● **SUPPLIED DATA**
BEGIN

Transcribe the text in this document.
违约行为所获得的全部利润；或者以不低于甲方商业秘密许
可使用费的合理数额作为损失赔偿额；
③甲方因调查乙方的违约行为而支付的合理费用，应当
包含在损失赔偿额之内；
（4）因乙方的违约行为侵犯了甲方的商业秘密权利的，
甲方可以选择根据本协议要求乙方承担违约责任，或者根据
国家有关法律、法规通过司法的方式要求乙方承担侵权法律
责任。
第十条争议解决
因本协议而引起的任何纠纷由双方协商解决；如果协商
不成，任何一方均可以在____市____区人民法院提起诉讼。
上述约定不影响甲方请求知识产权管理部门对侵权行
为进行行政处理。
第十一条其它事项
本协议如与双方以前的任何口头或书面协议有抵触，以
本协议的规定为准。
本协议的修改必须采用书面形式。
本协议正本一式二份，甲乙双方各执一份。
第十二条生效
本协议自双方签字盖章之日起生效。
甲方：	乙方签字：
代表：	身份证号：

END

● **REQUIRED TASK**
Write down all the entries again without a single difference.

● **OUTPUT OF THE TASK**
Transcribe the text in this document.
违约行为所获得的全部利润；或者以不低于甲方商业秘密许
可使用费的合理数额作为损失赔偿额；
③甲方因调查乙方的违约行为而支付的合理费用，应当
包含在损失赔偿额之内；
（4）因乙方的违约行为侵犯了甲方的商业秘密权利的，
甲方可以选择根据本协议要求乙方承担违约责任，或者根据
国家有关法律、法规通过司法的方式要求乙方承担侵权法律
责任。
第十条争议解决
因本协议而引起的任何纠纷由双方协商解决；如果协商
不成，任何一方均可以在____市____区人民法院提起诉讼。
上述约定不影响甲方请求知识产权管理部门对侵权行
为进行行政处理。
第十一条其它事项
本协议如与双方以前的任何口头或书面协议有抵触，以
本协议的规定为准。
本协议的修改必须采用书面形式。
本协议正本一式二份，甲乙双方各执一份。
第十二条生效
本协议自双方签字盖章之日起生效。
甲方：	乙方签字：
代表：	身份证号：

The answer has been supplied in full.